Stored dataset items

____________

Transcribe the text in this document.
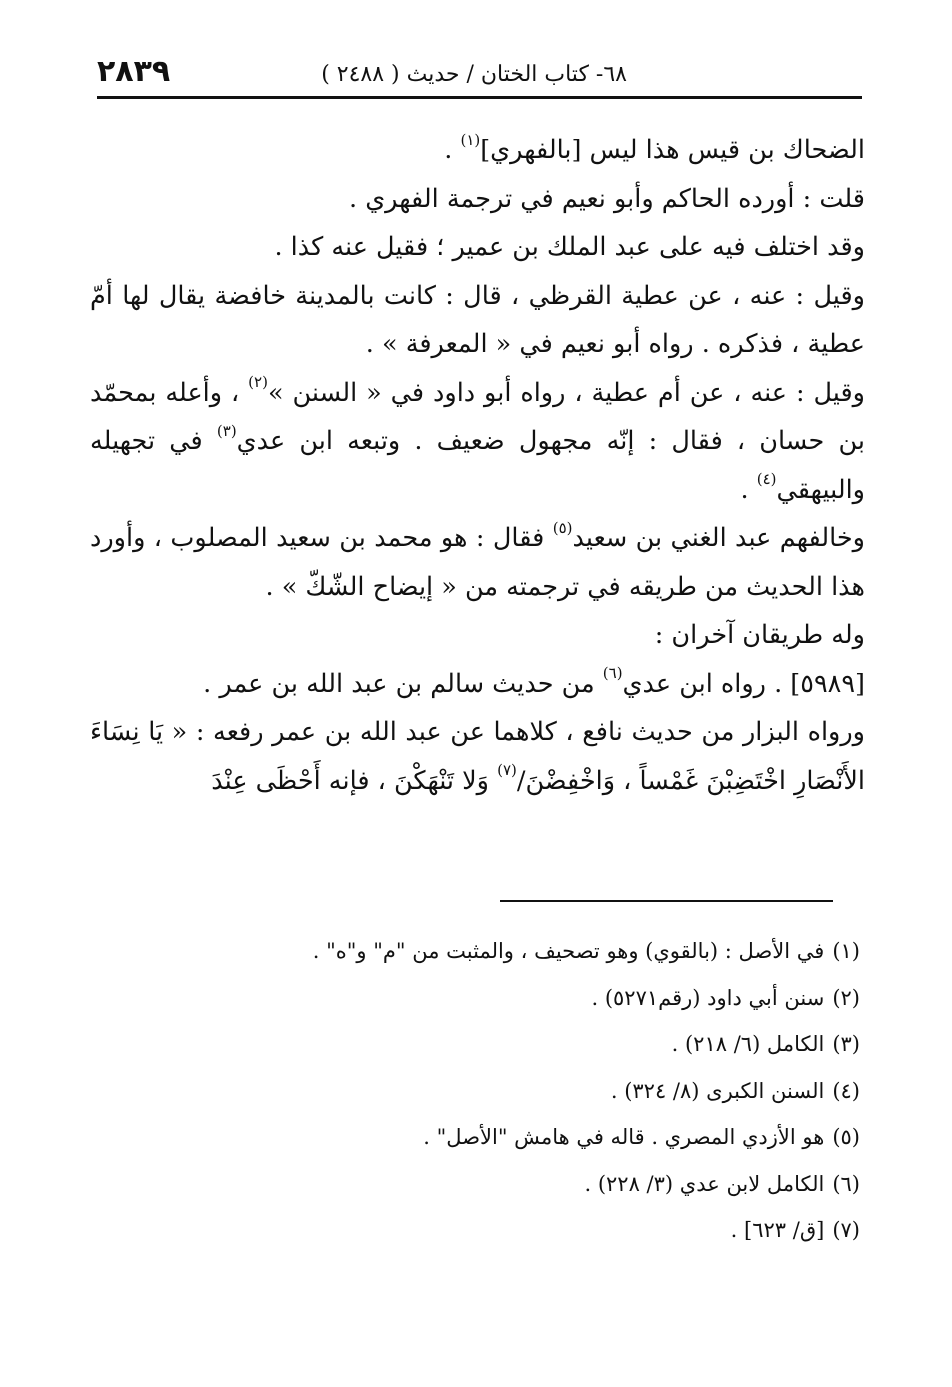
٢٨٣٩	٦٨- كتاب الختان / حديث ( ٢٤٨٨ )

الضحاك بن قيس هذا ليس [بالفهري]$^{(١)}$ .

قلت : أورده الحاكم وأبو نعيم في ترجمة الفهري .

وقد اختلف فيه على عبد الملك بن عمير ؛ فقيل عنه كذا .

وقيل : عنه ، عن عطية القرظي ، قال : كانت بالمدينة خافضة يقال لها أمّ عطية ، فذكره . رواه أبو نعيم في « المعرفة » .

وقيل : عنه ، عن أم عطية ، رواه أبو داود في « السنن »$^{(٢)}$ ، وأعله بمحمّد بن حسان ، فقال : إنّه مجهول ضعيف . وتبعه ابن عدي$^{(٣)}$ في تجهيله والبيهقي$^{(٤)}$ .

وخالفهم عبد الغني بن سعيد$^{(٥)}$ فقال : هو محمد بن سعيد المصلوب ، وأورد هذا الحديث من طريقه في ترجمته من « إيضاح الشّكّ » .

وله طريقان آخران :

[٥٩٨٩] . رواه ابن عدي$^{(٦)}$ من حديث سالم بن عبد الله بن عمر .

ورواه البزار من حديث نافع ، كلاهما عن عبد الله بن عمر رفعه : « يَا نِسَاءَ الأَنْصَارِ اخْتَضِبْنَ غَمْساً ، وَاخْفِضْنَ/$^{(٧)}$ وَلا تَنْهَكْنَ ، فإنه أَحْظَى عِنْدَ

(١)في الأصل : (بالقوي) وهو تصحيف ، والمثبت من "م" و"ه" .
(٢)سنن أبي داود (رقم٥٢٧١) .
(٣)الكامل (٦/ ٢١٨) .
(٤)السنن الكبرى (٨/ ٣٢٤) .
(٥)هو الأزدي المصري . قاله في هامش "الأصل" .
(٦)الكامل لابن عدي (٣/ ٢٢٨) .
(٧)[ق/ ٦٢٣] .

____________

What the task asks: Each line of the data should be quoted exactly, with pictures left out.

Solved exercise:
Transcribe the text in this document.
٢٨٣٩	٦٨- كتاب الختان / حديث ( ٢٤٨٨ )

الضحاك بن قيس هذا ليس [بالفهري]$^{(١)}$ .

قلت : أورده الحاكم وأبو نعيم في ترجمة الفهري .

وقد اختلف فيه على عبد الملك بن عمير ؛ فقيل عنه كذا .

وقيل : عنه ، عن عطية القرظي ، قال : كانت بالمدينة خافضة يقال لها أمّ عطية ، فذكره . رواه أبو نعيم في « المعرفة » .

وقيل : عنه ، عن أم عطية ، رواه أبو داود في « السنن »$^{(٢)}$ ، وأعله بمحمّد بن حسان ، فقال : إنّه مجهول ضعيف . وتبعه ابن عدي$^{(٣)}$ في تجهيله والبيهقي$^{(٤)}$ .

وخالفهم عبد الغني بن سعيد$^{(٥)}$ فقال : هو محمد بن سعيد المصلوب ، وأورد هذا الحديث من طريقه في ترجمته من « إيضاح الشّكّ » .

وله طريقان آخران :

[٥٩٨٩] . رواه ابن عدي$^{(٦)}$ من حديث سالم بن عبد الله بن عمر .

ورواه البزار من حديث نافع ، كلاهما عن عبد الله بن عمر رفعه : « يَا نِسَاءَ الأَنْصَارِ اخْتَضِبْنَ غَمْساً ، وَاخْفِضْنَ/$^{(٧)}$ وَلا تَنْهَكْنَ ، فإنه أَحْظَى عِنْدَ

(١)في الأصل : (بالقوي) وهو تصحيف ، والمثبت من "م" و"ه" .
(٢)سنن أبي داود (رقم٥٢٧١) .
(٣)الكامل (٦/ ٢١٨) .
(٤)السنن الكبرى (٨/ ٣٢٤) .
(٥)هو الأزدي المصري . قاله في هامش "الأصل" .
(٦)الكامل لابن عدي (٣/ ٢٢٨) .
(٧)[ق/ ٦٢٣] .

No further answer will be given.